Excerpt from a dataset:
-- begin --
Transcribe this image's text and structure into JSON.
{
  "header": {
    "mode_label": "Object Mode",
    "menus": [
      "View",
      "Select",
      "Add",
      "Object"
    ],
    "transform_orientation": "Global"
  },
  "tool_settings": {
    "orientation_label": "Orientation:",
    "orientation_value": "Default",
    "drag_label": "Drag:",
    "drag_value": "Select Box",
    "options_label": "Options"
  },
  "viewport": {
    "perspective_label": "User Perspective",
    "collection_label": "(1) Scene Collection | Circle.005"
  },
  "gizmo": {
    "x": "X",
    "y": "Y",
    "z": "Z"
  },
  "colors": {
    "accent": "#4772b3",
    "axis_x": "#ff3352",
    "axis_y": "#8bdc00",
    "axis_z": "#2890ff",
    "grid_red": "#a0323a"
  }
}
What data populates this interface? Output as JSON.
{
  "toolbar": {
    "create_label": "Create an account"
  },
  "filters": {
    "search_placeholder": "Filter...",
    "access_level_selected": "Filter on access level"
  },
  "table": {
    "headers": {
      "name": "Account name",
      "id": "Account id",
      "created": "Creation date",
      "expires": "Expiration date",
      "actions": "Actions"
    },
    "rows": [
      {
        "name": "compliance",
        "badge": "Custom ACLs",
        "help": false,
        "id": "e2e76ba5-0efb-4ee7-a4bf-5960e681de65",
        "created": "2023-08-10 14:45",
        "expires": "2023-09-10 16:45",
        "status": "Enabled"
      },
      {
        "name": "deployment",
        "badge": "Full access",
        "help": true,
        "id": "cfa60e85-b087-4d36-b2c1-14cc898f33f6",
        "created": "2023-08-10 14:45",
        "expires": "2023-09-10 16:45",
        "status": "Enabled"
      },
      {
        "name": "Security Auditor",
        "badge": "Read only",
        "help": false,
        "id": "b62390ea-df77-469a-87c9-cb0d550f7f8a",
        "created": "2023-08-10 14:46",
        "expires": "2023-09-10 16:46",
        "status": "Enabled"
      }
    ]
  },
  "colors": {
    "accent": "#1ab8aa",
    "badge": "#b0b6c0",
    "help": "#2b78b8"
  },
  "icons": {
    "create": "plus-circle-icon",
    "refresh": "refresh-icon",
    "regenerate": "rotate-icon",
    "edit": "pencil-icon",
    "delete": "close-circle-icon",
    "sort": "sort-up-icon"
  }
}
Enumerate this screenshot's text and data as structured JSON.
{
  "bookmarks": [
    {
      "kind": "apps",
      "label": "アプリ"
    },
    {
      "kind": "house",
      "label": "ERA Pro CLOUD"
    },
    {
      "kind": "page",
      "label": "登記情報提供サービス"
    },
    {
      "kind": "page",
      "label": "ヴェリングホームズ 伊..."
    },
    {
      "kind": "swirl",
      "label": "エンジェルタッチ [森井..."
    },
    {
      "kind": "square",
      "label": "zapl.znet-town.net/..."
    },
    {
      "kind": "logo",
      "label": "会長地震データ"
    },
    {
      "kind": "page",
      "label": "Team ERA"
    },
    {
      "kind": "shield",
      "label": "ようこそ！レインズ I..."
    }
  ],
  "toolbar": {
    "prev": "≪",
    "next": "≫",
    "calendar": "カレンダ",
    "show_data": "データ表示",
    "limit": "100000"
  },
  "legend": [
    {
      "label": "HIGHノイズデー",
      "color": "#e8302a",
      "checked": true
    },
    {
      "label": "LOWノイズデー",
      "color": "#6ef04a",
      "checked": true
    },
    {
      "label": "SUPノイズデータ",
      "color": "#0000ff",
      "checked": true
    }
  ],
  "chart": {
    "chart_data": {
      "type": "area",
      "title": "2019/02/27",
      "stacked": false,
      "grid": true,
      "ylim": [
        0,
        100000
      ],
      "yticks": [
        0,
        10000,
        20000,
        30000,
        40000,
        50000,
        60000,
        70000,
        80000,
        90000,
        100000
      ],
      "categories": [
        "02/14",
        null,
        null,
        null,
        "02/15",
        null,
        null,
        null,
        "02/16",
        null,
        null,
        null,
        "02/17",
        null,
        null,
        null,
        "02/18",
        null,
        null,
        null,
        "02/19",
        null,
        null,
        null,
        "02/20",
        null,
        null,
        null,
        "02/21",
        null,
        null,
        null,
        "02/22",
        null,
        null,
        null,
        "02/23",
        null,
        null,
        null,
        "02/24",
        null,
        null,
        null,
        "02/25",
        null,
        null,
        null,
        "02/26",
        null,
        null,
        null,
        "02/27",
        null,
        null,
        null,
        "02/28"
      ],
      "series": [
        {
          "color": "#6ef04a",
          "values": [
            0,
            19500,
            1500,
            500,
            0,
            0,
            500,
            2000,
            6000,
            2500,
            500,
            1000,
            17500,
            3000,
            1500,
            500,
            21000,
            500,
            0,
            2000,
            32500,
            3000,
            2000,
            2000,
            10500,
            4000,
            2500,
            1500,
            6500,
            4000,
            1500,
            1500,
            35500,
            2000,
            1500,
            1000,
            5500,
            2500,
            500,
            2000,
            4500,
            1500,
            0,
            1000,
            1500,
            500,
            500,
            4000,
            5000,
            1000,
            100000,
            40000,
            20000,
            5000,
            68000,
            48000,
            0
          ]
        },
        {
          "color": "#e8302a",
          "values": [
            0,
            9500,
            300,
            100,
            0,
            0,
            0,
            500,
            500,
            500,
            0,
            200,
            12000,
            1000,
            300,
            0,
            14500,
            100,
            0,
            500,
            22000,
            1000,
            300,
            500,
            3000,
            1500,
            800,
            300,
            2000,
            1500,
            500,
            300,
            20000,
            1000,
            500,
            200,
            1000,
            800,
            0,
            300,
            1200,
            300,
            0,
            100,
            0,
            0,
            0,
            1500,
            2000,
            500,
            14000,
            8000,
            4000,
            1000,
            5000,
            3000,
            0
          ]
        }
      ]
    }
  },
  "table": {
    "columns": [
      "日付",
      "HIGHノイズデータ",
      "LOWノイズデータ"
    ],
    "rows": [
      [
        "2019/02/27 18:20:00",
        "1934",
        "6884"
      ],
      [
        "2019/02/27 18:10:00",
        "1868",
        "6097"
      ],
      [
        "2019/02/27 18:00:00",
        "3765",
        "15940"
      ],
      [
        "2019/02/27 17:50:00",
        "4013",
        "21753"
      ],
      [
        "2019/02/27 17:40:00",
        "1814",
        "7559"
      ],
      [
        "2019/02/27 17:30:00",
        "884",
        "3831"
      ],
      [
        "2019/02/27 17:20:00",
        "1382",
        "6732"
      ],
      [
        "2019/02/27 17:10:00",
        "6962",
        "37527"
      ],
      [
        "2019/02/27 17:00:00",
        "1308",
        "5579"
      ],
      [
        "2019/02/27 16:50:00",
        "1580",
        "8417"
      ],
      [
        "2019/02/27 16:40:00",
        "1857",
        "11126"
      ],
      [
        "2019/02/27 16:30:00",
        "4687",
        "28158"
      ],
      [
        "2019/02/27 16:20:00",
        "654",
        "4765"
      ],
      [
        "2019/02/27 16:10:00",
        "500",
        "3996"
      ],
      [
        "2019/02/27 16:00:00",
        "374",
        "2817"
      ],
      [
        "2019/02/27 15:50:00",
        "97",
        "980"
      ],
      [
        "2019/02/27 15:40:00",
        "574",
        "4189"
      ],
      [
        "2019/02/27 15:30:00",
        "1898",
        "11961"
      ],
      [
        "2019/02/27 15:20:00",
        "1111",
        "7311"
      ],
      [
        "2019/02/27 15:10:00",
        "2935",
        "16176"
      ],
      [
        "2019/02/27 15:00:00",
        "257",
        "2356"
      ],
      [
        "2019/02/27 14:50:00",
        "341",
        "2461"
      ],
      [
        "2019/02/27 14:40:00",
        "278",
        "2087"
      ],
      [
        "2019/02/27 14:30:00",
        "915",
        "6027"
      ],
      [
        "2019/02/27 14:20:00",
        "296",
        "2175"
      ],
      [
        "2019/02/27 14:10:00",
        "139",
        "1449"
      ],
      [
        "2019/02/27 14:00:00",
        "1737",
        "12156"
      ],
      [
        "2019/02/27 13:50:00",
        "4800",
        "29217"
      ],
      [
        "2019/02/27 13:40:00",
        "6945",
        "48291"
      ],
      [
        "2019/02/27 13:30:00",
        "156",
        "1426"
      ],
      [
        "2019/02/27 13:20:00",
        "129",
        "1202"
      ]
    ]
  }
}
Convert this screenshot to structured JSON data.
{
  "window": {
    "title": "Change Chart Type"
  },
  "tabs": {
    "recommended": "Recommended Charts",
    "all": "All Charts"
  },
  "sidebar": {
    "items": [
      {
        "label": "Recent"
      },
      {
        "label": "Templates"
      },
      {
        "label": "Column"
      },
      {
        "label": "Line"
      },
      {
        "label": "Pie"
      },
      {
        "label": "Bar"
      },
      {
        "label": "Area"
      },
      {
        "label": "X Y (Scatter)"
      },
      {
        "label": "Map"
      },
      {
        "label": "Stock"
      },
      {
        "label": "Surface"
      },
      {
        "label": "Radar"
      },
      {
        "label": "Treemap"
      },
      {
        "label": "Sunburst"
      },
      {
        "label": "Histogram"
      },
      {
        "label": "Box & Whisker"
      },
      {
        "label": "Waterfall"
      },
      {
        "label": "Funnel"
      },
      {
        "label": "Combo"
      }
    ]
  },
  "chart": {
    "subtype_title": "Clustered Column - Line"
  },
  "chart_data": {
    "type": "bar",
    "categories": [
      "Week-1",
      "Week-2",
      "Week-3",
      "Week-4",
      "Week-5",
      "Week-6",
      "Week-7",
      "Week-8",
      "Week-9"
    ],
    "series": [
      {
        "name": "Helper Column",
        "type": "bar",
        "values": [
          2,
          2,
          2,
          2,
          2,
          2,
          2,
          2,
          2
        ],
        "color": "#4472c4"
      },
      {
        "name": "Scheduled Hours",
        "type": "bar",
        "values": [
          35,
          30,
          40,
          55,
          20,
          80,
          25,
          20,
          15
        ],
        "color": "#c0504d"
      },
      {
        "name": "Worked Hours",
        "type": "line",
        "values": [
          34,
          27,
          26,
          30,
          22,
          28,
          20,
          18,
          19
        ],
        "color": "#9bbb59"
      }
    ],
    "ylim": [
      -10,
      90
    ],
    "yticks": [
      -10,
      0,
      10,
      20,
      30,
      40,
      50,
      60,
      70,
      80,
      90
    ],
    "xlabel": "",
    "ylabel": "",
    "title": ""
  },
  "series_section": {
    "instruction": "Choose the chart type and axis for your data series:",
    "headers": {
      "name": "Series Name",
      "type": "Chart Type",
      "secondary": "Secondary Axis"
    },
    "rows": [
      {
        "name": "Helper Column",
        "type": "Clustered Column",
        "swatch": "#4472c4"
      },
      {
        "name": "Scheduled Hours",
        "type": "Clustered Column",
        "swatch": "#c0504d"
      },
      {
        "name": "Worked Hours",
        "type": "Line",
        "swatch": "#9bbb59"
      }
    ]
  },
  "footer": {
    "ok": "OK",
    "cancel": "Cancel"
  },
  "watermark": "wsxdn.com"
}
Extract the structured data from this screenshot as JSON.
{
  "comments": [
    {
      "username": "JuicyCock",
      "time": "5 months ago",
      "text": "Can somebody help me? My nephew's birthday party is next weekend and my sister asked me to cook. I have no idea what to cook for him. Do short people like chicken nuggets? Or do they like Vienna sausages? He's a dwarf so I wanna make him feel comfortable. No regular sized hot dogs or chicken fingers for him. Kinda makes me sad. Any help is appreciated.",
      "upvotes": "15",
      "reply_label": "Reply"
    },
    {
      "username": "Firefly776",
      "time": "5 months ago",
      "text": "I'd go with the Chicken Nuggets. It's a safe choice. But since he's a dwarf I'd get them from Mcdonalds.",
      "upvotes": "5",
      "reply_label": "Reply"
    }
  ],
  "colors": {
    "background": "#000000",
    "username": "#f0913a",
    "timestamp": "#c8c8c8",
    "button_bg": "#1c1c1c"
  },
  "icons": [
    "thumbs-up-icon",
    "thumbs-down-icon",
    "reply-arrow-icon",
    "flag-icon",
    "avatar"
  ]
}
-- end --
Which lines hold the word "expires"? Copy each of them from the records.

      "expires": "Expiration date",
        "expires": "2023-09-10 16:45",
        "expires": "2023-09-10 16:45",
        "expires": "2023-09-10 16:46",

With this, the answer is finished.